> [Task details]
Check each line of the listing below for the word "liquid" and say how many lines have it. Nothing else should be written.

☆ ☆ ☆ ☆ ☆

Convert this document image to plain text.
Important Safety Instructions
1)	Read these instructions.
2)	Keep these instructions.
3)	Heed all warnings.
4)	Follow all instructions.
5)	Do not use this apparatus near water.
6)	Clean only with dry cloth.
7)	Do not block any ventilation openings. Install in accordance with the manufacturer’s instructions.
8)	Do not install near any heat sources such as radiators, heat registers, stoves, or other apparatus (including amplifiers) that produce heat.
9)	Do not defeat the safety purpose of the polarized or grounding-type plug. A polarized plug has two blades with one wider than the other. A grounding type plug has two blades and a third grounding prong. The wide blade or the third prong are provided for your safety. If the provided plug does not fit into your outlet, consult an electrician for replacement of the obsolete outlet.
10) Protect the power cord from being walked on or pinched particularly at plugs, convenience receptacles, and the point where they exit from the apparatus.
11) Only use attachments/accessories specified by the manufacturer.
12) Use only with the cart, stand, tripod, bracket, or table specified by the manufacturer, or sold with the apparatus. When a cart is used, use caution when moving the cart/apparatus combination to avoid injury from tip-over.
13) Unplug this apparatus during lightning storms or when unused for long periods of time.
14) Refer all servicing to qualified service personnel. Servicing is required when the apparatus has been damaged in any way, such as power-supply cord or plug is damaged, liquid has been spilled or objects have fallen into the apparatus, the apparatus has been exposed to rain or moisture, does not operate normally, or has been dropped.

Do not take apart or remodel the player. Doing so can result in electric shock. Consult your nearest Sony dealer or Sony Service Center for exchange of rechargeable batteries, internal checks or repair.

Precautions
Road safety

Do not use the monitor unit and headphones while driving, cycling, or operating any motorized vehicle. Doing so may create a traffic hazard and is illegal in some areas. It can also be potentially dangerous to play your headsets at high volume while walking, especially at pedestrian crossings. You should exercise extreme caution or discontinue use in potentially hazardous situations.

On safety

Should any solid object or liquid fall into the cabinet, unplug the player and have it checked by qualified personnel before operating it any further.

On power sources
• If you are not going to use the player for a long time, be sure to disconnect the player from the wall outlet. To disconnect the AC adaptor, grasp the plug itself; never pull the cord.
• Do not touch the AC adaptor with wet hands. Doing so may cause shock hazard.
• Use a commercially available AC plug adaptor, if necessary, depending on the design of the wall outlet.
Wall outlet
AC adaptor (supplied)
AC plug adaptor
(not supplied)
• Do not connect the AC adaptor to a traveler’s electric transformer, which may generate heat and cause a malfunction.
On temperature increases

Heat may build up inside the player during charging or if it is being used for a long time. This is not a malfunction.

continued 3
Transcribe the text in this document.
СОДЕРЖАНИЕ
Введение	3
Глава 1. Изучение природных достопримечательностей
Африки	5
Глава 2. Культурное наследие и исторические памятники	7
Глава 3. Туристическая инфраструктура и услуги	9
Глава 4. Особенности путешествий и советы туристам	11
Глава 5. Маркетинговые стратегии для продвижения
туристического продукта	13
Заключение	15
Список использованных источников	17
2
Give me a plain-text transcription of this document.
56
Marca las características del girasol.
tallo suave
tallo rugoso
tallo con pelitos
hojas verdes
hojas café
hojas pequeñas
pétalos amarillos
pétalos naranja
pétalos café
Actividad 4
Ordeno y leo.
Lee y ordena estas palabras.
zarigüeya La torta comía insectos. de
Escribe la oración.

☆ ☆ ☆ ☆ ☆

> [Result of the task]
2